TEXT:
__________________________________________________

What happened next changed me, and not for the better, it made me a completely different person. John Doe laughed and said, “Oh yeah, I forgot to call you back, how are you man?” I found another job so I don’t need your help anymore, and by the way, I don’t have a son.” I was speechless.

Why would someone do this? I went from feeling like I was on top of the world back to an inexperienced college grad. The emotions that ran through me were angry, frustrated and sad all at once. How could someone do this to someone who only tried to help them? I trusted this person, I thought I was doing the right thing and all of it was a lie. How could I trust anyone now? Now, every conversation I have moving forward, I have to do with caution until they prove that I can trust them.

If you are in the recruiting, talent acquisition or hiring industry, you have a similar story or something equally as frustrating that has shaped who you are today. Just reflecting on this story has me riled up and it happened over ten years ago.

The reason I share this story is to demonstrate how honesty from both parties could have avoided turmoil. The client I had been working with blamed me for not knowing my candidate well enough. I wasted on paperwork with both the client and candidate, countless phone calls ensuring everything was all set and worrying about whether or not John Doe was doing alright.
So, what can we take away from this?

First, I will start by stating that initiating trust with your candidates is the responsibility of the recruiter. As a recruiter, you have to take pride in what you do and make sure your reputation proceeds you. Getting to know someone for who they are, and not based purely on pay, shift, location, etc is essential. Albeit, this is pretty basic information, but I promise you will have to remind yourself many times over your career.

Secondly, I put a lot of responsibility on the candidate, once trust has been established, to be open and honest about their needs and wants. Moving on from there it is very important to establish transparency and work together as a team. If a candidate is not opening up with me about what they want, it will be hard for me to negotiate with the company on the candidate’s behalf. For example, going back to John Doe, if he had let me know that he was interviewing at other places I could have used that to his advantage. I may have been able to leverage the demand, and maybe even increase his offer. It would have allowed me to speed up timelines instead of playing the waiting game.

The candidate and recruiter should be a team. As a recruiter, I want to get the candidate everything they want. Sometimes I can do so, and sometimes I am not, but I am always committed to trying my best. I ask the hard questions because I want to know what makes the individuals I work with get out of bed in the morning. What motivates them to do a good job? Why are they looking for a change? Etc. The only way to truly accomplish this is by having an open and honest relationship where trust is the foundation.

From a candidate perspective, I will tell you that some recruiters are better than others. It is your job to get to know and make sure you have confidence in the recruiter. If you know someone who had a good experience ask for the contact info and then introduce yourself. I promise a recruiter will be more than happy to hear from you. Some questions may make you feel uncomfortable, but if you’re working with a good recruiter it will only benefit you, to be honest about where your head is at.

One question that often makes people feel uncomfortable is what they desire for wages. It’s important to be honest about current and potential wages because if I am a good recruiter, I will know what the market is for individuals with your skillset and help you understand what you’re able to demand. Whether you are above or below that threshold, it is my job to tell you. If you disagree, I will not be offended if our relationship doesn’t move forward, but at least we will know that on the front end instead of wasting time.

There’s nothing more rewarding to me than finding a candidate for the perfect placement. It takes time getting to know a person but the reward is worth the effort. I write this because I want to encourage people to have a relationship with a recruiter that is beneficial for both parties. It can be done without someone feeling like they won or lost. You are on the same team.

__________________________________________________

RECORDED INFORMATION:
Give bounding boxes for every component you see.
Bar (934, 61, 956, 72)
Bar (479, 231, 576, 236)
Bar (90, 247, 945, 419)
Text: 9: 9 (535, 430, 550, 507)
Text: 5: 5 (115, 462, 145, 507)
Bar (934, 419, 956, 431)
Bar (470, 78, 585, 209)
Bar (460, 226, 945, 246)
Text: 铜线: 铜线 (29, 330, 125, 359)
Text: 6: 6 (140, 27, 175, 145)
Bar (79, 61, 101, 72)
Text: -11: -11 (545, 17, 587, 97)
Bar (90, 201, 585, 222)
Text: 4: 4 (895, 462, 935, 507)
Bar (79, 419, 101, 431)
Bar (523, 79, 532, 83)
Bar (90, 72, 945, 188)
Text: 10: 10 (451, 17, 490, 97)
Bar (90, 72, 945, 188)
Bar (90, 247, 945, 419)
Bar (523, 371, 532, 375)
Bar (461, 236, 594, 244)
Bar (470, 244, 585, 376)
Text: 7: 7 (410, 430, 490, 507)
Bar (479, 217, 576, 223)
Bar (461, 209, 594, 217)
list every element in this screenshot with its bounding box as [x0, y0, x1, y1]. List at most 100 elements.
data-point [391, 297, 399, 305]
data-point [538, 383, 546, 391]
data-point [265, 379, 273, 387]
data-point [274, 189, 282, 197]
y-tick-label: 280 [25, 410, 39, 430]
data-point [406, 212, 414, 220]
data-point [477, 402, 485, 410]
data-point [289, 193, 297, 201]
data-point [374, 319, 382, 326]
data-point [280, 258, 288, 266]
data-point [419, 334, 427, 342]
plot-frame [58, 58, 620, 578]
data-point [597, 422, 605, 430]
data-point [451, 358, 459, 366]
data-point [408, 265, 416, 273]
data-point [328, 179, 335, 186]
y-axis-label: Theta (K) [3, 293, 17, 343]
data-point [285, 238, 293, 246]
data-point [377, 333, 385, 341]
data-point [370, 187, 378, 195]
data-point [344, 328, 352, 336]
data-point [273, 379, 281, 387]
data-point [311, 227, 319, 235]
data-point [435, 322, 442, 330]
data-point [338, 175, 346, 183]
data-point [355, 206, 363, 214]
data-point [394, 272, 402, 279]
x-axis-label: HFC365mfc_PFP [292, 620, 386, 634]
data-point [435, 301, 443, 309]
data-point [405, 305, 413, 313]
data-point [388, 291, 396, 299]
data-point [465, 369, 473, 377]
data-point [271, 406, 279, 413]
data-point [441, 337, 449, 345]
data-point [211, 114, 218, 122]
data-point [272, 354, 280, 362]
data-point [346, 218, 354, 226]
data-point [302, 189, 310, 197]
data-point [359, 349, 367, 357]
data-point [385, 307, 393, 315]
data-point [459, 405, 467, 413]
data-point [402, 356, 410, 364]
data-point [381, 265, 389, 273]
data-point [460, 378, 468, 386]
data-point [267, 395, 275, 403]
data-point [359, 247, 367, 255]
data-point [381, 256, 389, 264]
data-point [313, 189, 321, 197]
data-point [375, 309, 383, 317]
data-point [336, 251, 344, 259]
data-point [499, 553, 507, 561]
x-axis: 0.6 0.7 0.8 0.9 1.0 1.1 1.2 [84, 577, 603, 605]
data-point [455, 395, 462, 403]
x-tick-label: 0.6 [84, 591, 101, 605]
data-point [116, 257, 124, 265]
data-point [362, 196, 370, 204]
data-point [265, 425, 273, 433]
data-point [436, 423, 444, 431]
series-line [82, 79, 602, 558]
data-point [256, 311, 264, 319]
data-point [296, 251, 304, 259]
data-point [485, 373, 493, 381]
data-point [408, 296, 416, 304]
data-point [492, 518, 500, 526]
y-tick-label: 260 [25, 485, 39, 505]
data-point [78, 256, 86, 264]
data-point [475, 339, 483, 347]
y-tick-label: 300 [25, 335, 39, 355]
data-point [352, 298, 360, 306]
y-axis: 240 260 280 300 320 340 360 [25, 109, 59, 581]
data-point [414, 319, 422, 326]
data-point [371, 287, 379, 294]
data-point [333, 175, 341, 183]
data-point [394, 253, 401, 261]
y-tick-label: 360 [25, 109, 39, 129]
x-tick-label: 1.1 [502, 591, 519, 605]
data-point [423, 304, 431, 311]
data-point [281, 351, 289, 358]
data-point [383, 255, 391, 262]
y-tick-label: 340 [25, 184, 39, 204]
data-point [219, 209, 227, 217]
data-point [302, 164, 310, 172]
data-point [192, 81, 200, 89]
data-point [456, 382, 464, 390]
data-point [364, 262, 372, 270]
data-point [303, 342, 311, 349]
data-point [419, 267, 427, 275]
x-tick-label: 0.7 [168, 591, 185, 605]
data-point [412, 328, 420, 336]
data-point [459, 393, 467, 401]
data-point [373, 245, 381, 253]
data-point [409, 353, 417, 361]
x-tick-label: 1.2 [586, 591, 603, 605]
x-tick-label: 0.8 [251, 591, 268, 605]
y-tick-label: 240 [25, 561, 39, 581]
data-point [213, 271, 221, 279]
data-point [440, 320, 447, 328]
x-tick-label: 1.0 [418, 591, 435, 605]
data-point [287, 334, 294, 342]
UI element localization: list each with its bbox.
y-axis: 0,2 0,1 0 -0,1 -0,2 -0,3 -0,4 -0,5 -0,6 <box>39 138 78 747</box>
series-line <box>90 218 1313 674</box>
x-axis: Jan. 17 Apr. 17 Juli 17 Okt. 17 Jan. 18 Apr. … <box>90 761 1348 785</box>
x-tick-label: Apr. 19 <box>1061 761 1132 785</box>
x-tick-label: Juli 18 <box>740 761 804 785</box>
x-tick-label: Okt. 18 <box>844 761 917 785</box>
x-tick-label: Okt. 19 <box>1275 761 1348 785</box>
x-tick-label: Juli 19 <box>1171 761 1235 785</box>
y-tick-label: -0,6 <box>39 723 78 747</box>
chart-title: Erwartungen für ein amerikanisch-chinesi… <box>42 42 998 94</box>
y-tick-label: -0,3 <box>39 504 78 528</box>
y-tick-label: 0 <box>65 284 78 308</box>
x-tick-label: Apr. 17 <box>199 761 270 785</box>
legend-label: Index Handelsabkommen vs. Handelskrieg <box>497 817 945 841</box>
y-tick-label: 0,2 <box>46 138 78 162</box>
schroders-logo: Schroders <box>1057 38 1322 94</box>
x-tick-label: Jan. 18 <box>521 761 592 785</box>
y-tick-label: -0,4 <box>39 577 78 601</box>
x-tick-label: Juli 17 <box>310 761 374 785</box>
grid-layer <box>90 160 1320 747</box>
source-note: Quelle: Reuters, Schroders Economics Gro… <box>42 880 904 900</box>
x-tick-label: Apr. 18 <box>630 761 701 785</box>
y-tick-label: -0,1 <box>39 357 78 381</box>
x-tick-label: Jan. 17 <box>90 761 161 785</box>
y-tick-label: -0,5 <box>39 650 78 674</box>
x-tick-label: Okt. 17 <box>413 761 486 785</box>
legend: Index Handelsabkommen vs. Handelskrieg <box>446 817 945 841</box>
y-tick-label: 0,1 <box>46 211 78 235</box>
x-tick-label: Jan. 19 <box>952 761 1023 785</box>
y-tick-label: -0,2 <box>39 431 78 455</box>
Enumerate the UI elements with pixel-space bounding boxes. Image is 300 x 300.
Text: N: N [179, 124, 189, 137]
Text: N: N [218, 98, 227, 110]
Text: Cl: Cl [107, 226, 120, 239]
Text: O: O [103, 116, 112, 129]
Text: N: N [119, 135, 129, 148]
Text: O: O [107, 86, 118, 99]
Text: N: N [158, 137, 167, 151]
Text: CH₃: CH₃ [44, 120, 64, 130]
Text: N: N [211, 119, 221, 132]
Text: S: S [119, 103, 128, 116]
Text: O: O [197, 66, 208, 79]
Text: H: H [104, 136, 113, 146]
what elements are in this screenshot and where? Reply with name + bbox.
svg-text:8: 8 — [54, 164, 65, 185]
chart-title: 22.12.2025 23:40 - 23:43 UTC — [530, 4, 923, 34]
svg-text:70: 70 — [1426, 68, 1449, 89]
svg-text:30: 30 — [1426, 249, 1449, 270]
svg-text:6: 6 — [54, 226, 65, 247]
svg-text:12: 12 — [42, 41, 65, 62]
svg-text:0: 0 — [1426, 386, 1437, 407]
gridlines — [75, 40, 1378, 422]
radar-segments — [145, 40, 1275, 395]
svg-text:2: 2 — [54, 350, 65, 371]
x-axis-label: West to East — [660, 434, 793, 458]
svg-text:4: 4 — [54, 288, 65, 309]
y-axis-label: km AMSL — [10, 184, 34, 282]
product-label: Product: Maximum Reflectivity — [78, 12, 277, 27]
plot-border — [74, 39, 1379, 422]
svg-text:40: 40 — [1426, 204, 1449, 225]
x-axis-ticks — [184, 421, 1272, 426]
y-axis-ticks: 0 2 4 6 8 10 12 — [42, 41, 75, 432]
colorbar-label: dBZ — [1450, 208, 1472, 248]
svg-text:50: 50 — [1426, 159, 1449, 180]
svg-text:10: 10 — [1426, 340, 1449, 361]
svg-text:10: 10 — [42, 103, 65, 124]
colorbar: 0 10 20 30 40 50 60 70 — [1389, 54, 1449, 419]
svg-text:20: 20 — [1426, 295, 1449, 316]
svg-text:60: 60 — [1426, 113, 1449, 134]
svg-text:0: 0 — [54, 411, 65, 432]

__________________________________________________

TASKS AND EXERCISES:
1: According to the recruiting essay, whose responsibility is it to initiate trust with candidates?
2: Quote the recruiting essay word for word, from "From a candidate" to "head is at.".

ANSWERS TO THE EXERCISES:
1: Initiating trust with candidates is the recruiter's responsibility.

2:
From a candidate perspective, I will tell you that some recruiters are better than others. It is your job to get to know and make sure you have confidence in the recruiter. If you know someone who had a good experience ask for the contact info and then introduce yourself. I promise a recruiter will be more than happy to hear from you. Some questions may make you feel uncomfortable, but if you’re working with a good recruiter it will only benefit you, to be honest about where your head is at.